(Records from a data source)

____

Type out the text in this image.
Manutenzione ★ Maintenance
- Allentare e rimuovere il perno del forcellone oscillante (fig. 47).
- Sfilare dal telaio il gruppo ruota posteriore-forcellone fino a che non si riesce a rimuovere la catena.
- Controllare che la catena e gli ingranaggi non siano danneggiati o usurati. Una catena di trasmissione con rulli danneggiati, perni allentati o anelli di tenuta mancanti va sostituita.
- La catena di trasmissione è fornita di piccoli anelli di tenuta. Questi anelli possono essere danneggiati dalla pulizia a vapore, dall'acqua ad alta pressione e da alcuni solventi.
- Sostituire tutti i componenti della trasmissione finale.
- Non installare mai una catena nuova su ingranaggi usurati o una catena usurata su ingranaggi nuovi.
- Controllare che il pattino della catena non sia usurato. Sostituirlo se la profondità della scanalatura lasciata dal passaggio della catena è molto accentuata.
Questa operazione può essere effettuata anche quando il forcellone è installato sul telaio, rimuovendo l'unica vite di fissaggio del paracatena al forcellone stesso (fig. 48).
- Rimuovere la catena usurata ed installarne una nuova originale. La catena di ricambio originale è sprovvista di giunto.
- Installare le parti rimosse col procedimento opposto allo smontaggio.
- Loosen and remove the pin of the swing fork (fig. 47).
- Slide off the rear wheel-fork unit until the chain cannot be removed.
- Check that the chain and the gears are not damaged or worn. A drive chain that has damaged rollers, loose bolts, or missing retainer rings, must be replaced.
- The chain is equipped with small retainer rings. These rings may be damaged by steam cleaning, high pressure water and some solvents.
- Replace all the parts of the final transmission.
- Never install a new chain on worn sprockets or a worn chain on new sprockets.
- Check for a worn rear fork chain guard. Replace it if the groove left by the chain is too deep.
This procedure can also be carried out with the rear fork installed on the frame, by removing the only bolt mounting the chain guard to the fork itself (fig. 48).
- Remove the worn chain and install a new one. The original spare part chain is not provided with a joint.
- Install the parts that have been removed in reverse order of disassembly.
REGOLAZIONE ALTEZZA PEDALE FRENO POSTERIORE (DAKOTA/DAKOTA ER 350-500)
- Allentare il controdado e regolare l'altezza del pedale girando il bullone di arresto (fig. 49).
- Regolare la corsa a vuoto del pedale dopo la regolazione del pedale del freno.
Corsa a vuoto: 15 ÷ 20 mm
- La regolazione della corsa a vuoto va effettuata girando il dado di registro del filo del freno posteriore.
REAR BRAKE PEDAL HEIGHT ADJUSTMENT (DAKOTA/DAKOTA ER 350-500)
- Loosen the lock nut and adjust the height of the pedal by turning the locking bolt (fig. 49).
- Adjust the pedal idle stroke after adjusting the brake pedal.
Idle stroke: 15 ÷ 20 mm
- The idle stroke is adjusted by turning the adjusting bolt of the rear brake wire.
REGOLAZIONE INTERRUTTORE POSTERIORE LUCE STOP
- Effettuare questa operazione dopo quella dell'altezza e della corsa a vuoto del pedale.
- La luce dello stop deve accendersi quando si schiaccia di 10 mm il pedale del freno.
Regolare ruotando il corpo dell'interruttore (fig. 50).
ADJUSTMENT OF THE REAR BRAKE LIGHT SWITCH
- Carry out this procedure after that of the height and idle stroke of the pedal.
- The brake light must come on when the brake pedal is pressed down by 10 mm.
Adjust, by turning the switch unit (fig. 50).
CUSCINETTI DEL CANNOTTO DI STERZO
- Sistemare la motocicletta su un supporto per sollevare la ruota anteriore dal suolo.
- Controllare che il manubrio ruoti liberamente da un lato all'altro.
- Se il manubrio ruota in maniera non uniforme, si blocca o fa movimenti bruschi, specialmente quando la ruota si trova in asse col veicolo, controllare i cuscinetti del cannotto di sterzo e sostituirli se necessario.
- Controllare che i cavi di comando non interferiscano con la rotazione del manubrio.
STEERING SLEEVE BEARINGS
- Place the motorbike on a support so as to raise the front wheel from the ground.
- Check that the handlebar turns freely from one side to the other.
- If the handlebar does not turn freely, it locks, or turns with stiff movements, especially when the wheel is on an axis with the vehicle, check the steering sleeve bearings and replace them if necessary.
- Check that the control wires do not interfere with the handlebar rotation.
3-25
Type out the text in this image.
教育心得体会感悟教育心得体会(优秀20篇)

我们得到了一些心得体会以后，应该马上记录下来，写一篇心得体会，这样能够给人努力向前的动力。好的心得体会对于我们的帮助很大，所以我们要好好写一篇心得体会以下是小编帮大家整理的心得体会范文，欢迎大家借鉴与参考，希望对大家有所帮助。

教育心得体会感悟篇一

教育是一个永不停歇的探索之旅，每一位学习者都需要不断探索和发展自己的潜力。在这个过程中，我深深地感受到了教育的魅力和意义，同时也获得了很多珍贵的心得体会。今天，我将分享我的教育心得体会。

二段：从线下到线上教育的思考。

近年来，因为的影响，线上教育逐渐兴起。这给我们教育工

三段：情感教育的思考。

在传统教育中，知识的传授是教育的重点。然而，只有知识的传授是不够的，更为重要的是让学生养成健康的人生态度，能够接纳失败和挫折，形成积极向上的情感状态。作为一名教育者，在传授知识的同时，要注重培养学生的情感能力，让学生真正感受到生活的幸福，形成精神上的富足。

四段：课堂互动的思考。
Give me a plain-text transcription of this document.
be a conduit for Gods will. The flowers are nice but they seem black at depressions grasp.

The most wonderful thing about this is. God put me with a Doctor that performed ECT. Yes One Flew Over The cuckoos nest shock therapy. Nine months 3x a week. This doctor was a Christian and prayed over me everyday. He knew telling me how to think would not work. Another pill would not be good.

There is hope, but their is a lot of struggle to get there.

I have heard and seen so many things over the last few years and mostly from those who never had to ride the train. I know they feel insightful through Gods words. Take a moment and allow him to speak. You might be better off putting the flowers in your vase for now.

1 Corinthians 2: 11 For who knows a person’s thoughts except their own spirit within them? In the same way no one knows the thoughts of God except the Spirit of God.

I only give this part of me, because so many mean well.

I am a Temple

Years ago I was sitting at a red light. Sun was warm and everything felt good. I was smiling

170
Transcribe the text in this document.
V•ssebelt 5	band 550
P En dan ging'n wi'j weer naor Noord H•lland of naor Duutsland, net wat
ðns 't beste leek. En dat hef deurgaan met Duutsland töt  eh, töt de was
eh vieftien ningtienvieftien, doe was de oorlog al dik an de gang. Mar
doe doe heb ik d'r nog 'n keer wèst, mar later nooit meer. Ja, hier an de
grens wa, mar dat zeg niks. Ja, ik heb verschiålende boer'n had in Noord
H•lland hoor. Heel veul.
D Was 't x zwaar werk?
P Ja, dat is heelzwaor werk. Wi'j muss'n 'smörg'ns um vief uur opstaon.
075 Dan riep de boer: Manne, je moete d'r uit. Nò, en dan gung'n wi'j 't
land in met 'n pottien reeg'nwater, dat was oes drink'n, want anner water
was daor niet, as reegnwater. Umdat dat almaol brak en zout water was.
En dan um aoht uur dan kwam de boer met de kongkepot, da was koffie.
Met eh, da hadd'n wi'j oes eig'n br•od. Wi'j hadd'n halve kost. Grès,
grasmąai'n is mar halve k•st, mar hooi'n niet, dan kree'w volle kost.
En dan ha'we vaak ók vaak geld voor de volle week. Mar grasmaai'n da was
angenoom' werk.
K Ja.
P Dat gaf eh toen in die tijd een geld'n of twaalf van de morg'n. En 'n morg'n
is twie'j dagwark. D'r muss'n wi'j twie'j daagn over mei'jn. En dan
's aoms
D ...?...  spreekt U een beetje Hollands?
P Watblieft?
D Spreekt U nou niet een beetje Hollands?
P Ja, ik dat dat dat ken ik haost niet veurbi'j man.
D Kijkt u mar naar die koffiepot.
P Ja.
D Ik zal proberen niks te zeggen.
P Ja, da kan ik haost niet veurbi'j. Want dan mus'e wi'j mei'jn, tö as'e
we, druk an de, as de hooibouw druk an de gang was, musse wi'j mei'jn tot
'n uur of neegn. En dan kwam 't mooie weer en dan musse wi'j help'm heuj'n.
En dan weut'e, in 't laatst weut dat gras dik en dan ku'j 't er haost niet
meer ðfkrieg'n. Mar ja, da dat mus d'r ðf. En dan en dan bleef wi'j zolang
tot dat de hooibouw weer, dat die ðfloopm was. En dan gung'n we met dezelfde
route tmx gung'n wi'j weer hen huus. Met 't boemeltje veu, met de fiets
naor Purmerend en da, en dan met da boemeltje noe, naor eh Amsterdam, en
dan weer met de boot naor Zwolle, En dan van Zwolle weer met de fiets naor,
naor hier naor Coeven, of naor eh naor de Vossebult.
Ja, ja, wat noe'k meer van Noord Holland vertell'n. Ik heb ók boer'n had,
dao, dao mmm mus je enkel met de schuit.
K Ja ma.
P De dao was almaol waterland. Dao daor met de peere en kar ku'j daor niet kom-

____

• [What is needed]
Find all the lines containing "manubrio" in the material, then copy them.

• [Result]
- Controllare che il manubrio ruoti liberamente da un lato all'altro.
- Se il manubrio ruota in maniera non uniforme, si blocca o fa movimenti bruschi, specialmente quando la ruota si trova in asse col veicolo, controllare i cuscinetti del cannotto di sterzo e sostituirli se necessario.
- Controllare che i cavi di comando non interferiscano con la rotazione del manubrio.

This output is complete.